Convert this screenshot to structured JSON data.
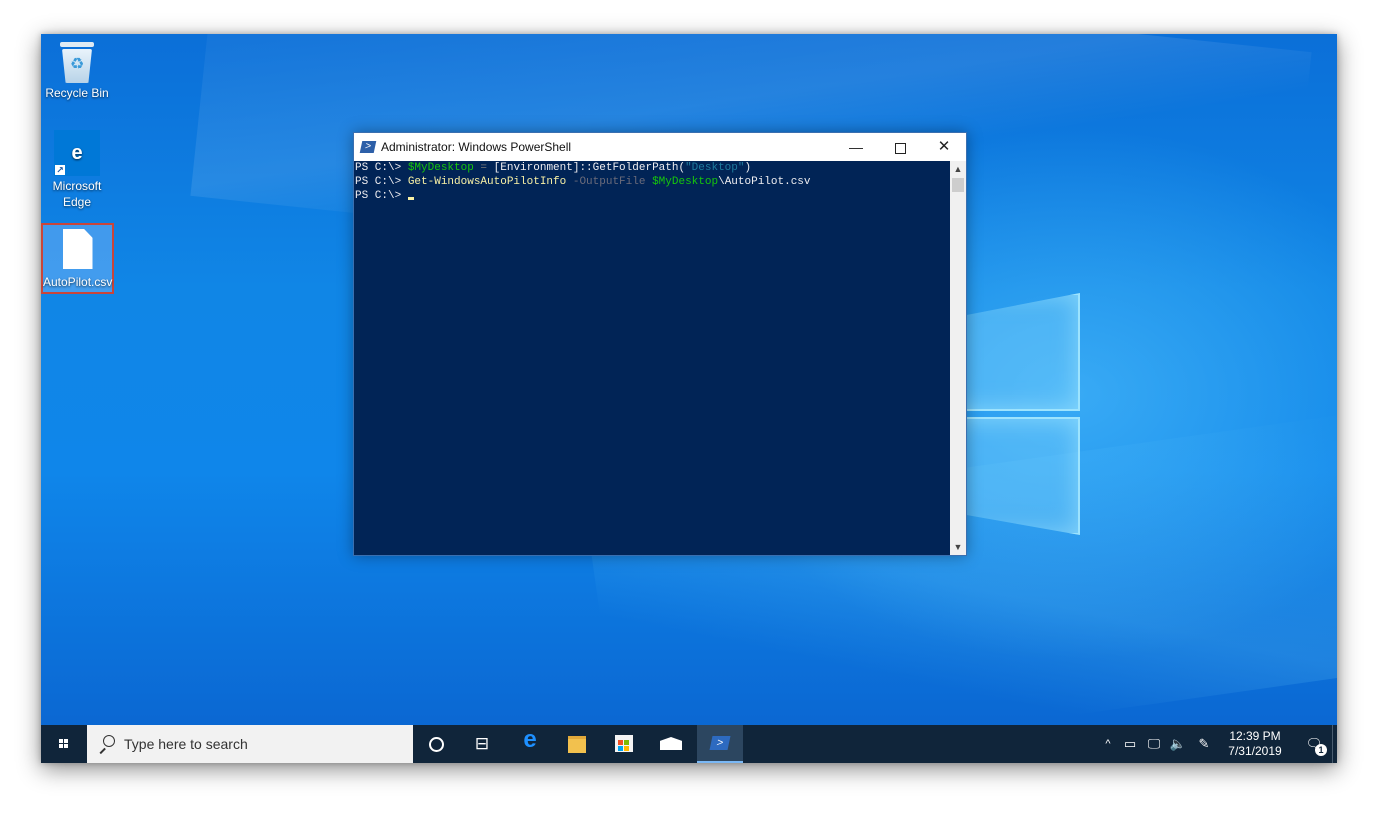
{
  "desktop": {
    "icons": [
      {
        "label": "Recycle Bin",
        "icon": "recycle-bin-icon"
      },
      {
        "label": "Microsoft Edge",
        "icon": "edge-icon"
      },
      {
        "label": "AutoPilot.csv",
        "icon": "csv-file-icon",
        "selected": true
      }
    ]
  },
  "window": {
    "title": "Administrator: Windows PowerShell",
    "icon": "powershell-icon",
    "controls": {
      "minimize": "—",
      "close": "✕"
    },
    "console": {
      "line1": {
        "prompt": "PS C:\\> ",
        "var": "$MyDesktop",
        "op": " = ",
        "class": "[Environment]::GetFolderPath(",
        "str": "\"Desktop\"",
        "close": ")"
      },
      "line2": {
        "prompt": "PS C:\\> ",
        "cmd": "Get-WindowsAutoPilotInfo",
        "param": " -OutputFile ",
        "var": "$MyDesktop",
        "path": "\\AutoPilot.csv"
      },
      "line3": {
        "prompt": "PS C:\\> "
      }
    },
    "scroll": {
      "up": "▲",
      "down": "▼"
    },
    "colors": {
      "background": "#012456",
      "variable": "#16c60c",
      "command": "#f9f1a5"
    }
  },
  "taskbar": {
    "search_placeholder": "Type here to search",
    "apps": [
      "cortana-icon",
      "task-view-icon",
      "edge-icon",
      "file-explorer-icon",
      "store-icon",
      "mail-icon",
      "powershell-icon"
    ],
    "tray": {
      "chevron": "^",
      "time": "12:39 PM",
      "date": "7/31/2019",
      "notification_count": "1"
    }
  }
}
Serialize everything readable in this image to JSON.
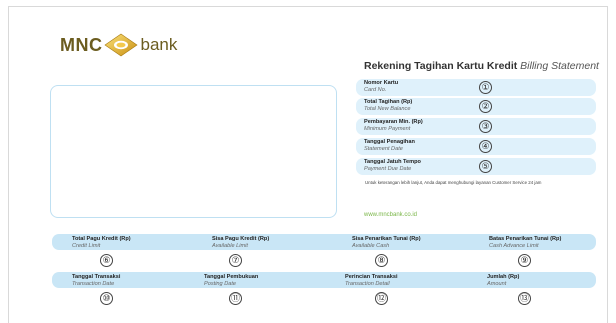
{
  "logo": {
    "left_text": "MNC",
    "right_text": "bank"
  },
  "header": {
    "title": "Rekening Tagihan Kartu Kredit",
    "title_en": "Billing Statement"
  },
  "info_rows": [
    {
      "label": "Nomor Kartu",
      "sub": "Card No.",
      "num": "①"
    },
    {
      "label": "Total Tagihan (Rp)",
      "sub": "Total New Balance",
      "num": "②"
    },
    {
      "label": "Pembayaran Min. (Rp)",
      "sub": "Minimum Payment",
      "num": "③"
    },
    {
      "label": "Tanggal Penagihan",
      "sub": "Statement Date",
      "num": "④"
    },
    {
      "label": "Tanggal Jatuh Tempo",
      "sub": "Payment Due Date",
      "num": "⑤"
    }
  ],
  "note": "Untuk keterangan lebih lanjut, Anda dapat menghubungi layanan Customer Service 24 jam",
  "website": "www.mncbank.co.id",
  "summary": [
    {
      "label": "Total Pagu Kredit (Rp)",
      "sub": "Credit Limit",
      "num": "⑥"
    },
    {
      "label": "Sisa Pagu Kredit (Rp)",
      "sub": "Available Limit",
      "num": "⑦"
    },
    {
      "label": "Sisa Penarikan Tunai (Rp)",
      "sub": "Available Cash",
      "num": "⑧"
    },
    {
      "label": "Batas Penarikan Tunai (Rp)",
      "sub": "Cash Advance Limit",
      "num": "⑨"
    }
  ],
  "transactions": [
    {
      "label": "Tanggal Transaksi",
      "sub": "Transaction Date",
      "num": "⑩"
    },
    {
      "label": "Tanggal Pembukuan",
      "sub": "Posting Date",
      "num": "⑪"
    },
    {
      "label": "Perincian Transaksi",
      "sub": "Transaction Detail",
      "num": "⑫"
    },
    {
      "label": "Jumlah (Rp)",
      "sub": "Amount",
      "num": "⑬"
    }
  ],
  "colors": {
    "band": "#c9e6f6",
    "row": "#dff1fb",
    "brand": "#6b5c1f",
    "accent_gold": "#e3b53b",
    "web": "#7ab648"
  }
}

□ □ □

- SHORT PROBLEM
Out of the records, collect only those lines that contain the string "Limit".

- OUTPUT BELOW
      "sub": "Credit Limit",
      "sub": "Available Limit",
      "sub": "Cash Advance Limit",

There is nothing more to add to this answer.